INPUT MATERIAL.
[start]
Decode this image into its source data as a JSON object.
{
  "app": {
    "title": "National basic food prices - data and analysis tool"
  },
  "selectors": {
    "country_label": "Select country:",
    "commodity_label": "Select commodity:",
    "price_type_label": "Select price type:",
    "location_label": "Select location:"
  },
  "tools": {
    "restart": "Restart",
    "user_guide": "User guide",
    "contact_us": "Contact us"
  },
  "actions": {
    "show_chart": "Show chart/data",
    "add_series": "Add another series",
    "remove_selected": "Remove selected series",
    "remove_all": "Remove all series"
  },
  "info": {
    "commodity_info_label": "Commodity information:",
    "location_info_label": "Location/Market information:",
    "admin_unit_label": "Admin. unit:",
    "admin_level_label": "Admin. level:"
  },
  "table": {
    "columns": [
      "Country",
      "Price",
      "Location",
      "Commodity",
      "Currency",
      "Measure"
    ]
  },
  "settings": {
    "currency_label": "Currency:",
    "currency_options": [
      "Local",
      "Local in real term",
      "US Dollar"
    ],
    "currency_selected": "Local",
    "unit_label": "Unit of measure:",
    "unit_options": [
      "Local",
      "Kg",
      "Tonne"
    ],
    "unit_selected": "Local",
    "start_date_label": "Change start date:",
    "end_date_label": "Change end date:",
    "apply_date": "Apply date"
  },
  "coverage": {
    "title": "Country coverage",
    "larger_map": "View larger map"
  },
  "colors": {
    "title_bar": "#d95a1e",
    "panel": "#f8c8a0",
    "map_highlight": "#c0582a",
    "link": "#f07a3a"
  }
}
[end]
[start]
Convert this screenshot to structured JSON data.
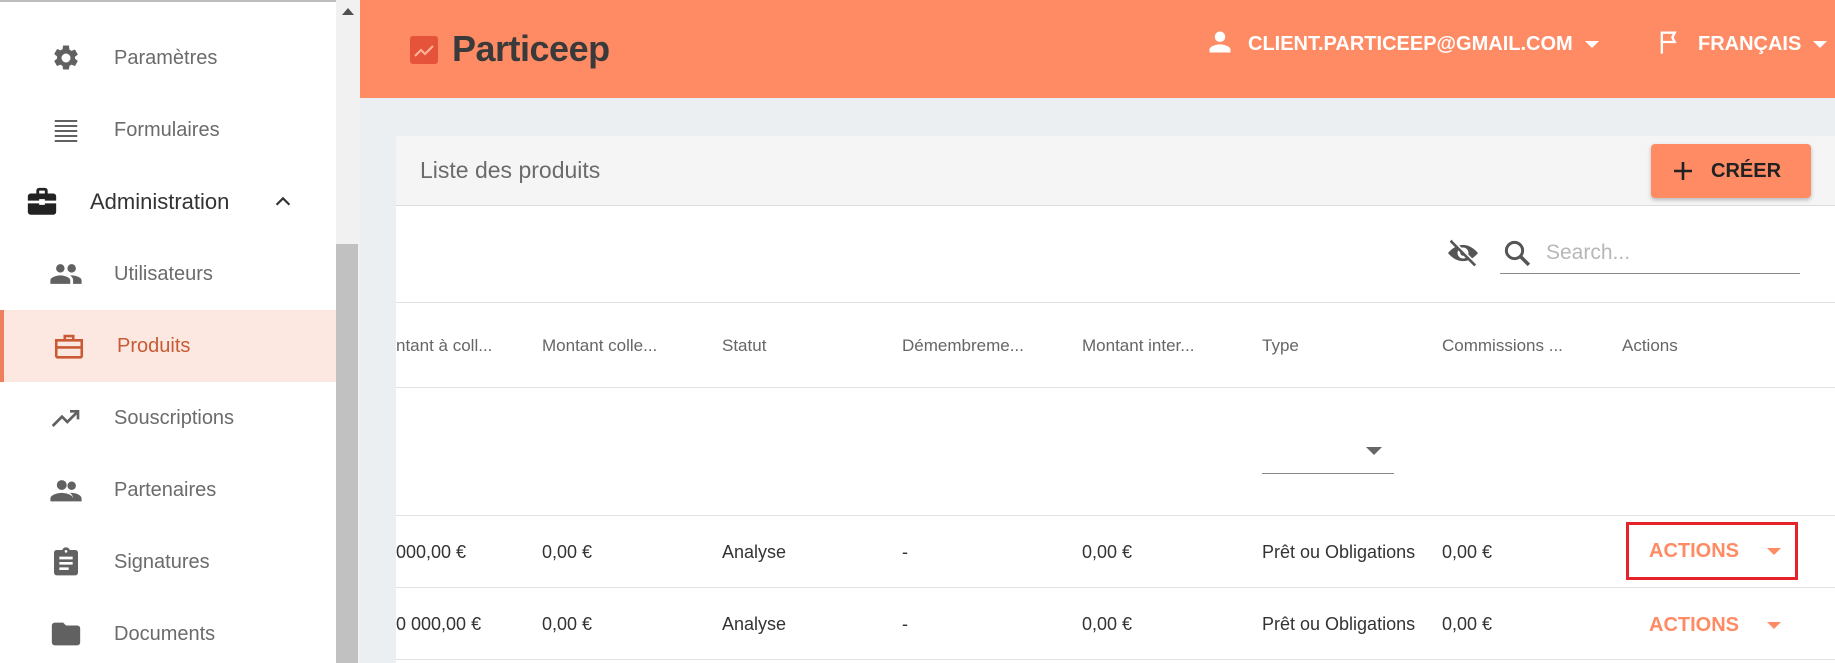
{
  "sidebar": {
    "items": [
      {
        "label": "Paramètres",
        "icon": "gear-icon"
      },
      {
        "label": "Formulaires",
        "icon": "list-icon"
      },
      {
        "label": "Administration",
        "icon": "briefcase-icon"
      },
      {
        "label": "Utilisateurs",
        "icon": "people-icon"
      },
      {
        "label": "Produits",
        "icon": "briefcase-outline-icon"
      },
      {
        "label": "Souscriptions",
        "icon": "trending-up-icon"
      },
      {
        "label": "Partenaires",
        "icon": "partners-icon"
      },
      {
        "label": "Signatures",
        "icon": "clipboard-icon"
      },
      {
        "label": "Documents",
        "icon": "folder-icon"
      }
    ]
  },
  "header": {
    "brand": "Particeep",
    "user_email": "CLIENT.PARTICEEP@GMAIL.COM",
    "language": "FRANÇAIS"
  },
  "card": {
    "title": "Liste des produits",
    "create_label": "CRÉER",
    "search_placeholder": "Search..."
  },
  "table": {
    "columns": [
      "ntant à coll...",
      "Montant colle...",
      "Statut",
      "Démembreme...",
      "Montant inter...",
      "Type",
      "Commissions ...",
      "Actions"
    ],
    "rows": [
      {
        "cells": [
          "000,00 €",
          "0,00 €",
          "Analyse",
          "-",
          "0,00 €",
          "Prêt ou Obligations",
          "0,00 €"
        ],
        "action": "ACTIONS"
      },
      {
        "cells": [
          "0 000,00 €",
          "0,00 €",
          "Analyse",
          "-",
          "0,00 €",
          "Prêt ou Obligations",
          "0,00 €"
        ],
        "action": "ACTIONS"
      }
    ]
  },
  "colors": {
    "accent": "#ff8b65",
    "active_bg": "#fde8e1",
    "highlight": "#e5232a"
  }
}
[end]
WHAT THIS TASK INVOLVES. Give only the number of lines that include the word "series".

ANSWER TO THIS TASK. 3